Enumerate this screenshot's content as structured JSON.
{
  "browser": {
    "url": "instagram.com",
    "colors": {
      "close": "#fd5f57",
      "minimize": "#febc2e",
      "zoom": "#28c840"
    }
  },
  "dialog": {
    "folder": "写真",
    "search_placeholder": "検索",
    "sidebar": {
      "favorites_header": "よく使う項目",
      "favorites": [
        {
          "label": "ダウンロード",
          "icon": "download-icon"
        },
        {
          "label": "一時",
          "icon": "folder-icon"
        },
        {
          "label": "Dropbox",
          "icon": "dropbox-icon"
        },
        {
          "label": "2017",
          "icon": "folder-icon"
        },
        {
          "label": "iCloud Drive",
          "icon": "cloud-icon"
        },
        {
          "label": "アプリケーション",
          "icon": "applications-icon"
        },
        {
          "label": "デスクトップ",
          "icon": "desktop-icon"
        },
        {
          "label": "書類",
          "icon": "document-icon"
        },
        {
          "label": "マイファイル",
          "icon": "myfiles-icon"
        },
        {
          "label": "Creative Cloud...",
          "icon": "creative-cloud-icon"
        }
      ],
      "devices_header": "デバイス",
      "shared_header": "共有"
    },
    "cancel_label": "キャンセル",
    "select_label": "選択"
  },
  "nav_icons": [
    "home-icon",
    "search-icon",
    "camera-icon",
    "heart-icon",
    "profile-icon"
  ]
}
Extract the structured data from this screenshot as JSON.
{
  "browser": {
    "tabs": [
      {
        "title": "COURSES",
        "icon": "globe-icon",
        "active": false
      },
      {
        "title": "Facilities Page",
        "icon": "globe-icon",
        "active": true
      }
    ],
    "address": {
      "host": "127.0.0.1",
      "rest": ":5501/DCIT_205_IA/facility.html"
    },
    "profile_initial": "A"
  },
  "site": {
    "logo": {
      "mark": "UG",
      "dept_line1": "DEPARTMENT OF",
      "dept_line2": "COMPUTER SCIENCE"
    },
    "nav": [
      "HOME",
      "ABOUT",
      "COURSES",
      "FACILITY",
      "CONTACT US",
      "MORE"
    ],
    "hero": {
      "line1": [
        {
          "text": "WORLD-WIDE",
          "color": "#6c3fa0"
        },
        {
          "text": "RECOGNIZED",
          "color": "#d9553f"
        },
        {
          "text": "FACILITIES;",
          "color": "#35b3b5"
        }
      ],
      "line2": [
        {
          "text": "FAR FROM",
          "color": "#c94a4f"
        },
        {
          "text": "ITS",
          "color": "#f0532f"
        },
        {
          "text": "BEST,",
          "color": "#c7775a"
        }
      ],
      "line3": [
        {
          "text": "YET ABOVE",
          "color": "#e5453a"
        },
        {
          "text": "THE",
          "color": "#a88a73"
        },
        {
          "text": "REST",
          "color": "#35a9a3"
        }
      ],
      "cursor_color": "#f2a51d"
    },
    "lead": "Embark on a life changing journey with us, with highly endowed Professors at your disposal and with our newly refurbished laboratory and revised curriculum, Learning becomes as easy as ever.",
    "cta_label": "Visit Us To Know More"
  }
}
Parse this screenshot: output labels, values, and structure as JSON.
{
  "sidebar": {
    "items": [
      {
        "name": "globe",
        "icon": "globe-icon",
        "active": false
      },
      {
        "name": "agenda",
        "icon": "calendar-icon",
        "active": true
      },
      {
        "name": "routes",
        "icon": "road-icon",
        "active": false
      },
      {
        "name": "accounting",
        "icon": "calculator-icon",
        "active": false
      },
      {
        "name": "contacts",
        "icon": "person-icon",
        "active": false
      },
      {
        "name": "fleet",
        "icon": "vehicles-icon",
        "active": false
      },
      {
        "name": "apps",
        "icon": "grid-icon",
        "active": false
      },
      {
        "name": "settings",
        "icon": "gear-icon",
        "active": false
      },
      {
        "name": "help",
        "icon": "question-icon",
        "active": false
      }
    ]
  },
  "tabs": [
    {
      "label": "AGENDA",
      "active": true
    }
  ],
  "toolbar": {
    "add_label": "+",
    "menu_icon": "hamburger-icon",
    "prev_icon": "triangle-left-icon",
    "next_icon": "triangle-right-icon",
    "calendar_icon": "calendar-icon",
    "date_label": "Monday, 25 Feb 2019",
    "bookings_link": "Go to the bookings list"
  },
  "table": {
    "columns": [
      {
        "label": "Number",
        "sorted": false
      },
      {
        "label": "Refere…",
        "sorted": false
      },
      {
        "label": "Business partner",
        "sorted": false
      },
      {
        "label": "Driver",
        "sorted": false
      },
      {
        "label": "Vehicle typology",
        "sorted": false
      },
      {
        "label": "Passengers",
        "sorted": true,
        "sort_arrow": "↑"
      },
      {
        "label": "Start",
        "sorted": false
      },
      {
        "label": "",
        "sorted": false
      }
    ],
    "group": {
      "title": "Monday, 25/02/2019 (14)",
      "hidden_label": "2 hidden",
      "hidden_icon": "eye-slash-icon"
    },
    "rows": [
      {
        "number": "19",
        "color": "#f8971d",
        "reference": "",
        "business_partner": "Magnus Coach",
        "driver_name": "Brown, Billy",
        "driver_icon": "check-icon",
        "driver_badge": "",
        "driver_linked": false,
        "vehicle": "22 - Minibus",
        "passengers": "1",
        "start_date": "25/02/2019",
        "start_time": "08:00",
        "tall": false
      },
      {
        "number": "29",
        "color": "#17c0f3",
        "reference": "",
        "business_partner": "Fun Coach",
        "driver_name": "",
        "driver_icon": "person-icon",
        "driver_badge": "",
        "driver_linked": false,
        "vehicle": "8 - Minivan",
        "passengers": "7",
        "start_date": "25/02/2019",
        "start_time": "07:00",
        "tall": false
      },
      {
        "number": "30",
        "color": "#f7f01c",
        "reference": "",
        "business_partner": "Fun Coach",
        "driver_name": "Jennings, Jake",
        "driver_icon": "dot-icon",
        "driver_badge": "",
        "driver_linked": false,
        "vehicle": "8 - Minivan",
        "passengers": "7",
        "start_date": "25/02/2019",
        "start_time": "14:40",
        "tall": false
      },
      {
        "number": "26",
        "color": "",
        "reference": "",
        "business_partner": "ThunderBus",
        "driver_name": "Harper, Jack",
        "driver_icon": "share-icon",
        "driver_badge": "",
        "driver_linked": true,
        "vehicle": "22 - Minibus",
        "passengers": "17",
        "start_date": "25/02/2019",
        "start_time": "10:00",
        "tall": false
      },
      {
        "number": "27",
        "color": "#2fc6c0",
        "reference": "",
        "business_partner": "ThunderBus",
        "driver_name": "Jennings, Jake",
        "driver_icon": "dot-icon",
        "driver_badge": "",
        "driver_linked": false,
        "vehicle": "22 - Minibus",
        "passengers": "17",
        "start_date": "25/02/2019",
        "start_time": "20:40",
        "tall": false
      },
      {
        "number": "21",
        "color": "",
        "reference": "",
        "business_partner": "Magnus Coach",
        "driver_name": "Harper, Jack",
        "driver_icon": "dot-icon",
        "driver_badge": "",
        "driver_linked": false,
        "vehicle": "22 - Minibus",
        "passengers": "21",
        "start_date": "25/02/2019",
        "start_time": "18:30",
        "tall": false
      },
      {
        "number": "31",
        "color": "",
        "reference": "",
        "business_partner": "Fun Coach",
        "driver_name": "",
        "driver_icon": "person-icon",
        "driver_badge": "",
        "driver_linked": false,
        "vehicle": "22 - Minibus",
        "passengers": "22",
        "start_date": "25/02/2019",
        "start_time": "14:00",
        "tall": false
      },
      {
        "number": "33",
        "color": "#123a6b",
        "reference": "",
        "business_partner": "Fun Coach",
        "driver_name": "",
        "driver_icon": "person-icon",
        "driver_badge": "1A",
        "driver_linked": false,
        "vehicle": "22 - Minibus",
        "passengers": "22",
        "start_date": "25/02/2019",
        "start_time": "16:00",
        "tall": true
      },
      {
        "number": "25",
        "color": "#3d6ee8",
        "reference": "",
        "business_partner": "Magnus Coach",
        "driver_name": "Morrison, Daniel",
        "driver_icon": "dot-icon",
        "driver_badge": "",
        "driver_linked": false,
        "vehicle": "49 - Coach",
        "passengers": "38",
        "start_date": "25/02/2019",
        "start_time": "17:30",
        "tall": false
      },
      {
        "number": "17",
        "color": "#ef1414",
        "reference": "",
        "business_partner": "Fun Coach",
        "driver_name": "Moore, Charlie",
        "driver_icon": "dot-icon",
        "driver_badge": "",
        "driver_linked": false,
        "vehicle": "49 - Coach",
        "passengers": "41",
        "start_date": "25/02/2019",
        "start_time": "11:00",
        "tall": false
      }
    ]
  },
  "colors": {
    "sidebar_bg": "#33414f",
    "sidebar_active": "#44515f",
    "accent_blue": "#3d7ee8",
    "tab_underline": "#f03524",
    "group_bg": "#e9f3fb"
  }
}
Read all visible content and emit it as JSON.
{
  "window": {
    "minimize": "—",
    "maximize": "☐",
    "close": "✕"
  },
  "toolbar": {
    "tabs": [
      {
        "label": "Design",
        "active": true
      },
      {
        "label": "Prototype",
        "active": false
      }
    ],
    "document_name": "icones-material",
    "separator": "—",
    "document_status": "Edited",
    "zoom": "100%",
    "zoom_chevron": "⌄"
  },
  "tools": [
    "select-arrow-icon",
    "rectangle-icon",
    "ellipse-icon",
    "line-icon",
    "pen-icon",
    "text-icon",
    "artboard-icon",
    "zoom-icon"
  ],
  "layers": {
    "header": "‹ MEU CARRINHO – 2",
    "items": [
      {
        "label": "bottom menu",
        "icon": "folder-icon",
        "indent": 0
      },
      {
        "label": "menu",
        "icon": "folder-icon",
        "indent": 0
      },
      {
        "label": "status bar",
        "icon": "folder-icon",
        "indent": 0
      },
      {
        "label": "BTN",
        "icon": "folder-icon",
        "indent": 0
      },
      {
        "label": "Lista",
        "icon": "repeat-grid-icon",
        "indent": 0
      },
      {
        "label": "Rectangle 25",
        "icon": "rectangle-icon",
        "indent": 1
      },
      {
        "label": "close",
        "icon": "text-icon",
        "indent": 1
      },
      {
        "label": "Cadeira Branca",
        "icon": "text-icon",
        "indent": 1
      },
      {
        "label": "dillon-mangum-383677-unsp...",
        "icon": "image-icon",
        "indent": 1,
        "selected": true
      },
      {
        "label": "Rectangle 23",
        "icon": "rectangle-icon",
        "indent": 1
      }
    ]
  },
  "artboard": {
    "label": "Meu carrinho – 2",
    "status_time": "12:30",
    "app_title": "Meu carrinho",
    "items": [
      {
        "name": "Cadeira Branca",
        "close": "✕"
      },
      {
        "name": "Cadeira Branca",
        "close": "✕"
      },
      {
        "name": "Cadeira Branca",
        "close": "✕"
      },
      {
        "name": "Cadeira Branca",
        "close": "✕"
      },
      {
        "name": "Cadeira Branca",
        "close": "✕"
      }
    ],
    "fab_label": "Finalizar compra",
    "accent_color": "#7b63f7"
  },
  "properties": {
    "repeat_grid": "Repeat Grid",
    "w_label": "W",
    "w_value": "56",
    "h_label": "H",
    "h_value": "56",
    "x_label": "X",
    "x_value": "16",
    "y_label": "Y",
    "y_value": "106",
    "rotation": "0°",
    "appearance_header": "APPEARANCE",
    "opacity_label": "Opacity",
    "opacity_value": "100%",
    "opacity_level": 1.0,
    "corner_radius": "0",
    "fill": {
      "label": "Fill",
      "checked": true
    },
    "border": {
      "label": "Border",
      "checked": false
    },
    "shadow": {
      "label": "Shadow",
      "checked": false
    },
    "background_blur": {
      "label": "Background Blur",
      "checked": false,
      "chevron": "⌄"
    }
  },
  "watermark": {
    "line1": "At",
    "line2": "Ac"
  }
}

◇ ◇ ◇ ◇ ◇

= TASK BRIEF =
Locate the word "checked" in the records and collect each line it appears in.

= OUTPUT OF THE TASK =
      "checked": true
      "checked": false
      "checked": false
      "checked": false,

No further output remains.